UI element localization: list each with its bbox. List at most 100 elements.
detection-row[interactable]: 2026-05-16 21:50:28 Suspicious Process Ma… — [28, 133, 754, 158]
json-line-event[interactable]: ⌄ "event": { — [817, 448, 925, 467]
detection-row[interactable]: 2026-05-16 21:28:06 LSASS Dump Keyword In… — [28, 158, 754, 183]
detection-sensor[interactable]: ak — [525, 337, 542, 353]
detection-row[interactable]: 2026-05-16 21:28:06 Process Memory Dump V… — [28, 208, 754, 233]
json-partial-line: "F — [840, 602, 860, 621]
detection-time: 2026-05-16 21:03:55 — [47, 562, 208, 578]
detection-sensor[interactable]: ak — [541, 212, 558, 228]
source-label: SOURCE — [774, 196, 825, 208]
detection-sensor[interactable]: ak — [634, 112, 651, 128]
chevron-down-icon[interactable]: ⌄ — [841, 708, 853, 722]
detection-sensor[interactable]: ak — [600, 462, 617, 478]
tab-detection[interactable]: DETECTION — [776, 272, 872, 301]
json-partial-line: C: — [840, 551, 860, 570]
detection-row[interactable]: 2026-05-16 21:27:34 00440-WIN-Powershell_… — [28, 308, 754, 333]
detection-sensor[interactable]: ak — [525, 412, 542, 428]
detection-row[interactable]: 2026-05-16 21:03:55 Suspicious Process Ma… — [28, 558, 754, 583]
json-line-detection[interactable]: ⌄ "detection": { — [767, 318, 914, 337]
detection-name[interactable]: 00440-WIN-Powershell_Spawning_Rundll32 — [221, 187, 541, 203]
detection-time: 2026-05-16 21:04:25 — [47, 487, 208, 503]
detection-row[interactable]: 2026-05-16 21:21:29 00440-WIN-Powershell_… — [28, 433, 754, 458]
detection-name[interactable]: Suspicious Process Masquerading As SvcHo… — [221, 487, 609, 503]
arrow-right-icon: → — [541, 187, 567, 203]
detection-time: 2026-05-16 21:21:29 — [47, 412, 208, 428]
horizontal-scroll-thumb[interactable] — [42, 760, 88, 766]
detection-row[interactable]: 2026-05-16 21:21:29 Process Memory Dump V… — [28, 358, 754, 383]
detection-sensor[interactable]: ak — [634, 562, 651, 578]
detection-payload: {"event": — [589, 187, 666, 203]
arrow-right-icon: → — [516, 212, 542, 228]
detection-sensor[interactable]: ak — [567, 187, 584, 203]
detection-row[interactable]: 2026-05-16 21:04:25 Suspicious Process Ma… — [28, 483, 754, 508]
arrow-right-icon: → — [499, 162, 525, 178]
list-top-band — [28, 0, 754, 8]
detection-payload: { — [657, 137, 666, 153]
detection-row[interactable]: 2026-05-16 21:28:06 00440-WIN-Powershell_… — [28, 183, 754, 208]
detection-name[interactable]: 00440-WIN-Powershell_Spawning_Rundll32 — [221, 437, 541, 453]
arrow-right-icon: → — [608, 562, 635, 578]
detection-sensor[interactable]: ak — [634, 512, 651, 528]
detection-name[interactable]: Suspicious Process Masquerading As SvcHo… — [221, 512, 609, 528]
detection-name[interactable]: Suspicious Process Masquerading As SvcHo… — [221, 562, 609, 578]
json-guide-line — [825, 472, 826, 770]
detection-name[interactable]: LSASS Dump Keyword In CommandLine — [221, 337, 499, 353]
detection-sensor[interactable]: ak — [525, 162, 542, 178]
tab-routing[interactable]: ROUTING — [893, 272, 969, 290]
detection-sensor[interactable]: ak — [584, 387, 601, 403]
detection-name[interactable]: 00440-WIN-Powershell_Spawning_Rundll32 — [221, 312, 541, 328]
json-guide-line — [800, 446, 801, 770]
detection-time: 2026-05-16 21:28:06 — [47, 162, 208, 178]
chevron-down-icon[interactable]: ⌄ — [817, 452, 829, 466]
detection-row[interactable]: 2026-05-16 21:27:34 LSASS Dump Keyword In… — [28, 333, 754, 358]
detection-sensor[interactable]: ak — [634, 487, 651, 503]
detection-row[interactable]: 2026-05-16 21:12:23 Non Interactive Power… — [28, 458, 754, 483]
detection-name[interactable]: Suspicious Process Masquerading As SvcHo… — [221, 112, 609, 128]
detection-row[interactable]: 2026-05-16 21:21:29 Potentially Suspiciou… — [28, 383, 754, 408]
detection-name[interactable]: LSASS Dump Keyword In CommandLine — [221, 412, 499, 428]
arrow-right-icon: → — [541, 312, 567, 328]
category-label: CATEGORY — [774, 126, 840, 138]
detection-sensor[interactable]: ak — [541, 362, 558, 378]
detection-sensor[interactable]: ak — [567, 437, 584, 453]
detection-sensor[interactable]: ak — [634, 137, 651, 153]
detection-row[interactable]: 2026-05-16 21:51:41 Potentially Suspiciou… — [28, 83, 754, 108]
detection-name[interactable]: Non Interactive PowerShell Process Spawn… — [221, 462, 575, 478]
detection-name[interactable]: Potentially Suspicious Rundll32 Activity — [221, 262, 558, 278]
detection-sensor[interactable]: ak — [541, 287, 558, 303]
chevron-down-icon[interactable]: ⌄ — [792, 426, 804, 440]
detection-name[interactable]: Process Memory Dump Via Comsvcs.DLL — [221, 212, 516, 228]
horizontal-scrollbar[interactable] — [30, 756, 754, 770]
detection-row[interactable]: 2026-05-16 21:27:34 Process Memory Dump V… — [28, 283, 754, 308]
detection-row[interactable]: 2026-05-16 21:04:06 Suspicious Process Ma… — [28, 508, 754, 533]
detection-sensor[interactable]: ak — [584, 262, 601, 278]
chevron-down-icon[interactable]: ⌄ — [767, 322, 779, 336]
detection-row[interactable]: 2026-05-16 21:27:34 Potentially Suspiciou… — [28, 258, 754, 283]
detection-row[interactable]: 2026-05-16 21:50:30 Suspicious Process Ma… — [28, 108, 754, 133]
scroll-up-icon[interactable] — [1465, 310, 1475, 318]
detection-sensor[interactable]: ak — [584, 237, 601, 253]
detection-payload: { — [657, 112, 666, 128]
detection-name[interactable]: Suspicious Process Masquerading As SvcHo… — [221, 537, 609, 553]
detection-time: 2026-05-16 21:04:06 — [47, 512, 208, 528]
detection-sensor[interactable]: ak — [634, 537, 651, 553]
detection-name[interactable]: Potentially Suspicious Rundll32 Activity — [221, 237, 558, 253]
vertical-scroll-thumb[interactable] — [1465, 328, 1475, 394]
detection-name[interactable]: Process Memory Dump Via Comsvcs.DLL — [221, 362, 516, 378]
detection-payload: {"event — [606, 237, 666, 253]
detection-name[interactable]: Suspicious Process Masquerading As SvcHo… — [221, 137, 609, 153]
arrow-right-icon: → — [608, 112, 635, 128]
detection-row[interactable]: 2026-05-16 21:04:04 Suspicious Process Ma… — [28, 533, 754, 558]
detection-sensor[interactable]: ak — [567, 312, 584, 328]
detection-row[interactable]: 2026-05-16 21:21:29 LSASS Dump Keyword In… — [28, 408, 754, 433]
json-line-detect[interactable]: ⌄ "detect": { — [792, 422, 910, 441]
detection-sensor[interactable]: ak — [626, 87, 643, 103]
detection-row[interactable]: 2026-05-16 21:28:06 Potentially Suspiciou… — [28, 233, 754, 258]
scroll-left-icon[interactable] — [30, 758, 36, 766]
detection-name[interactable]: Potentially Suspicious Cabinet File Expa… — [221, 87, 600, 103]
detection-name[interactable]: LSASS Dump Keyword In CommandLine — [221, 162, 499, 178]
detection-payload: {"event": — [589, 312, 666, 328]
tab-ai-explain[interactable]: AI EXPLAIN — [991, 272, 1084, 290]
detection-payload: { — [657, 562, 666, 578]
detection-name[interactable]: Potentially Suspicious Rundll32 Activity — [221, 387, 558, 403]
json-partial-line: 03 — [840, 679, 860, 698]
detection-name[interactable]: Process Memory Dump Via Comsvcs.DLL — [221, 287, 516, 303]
****************
Challenge
Quote word for word the portion of the listing above that begins with its first line and ends with the line containing "detection-sensor[interactable]: ak — [525, 337, 542, 353]", including both of those lines.

Task result
UI element localization: list each with its bbox. List at most 100 elements.
detection-row[interactable]: 2026-05-16 21:50:28 Suspicious Process Ma… — [28, 133, 754, 158]
json-line-event[interactable]: ⌄ "event": { — [817, 448, 925, 467]
detection-row[interactable]: 2026-05-16 21:28:06 LSASS Dump Keyword In… — [28, 158, 754, 183]
detection-sensor[interactable]: ak — [525, 337, 542, 353]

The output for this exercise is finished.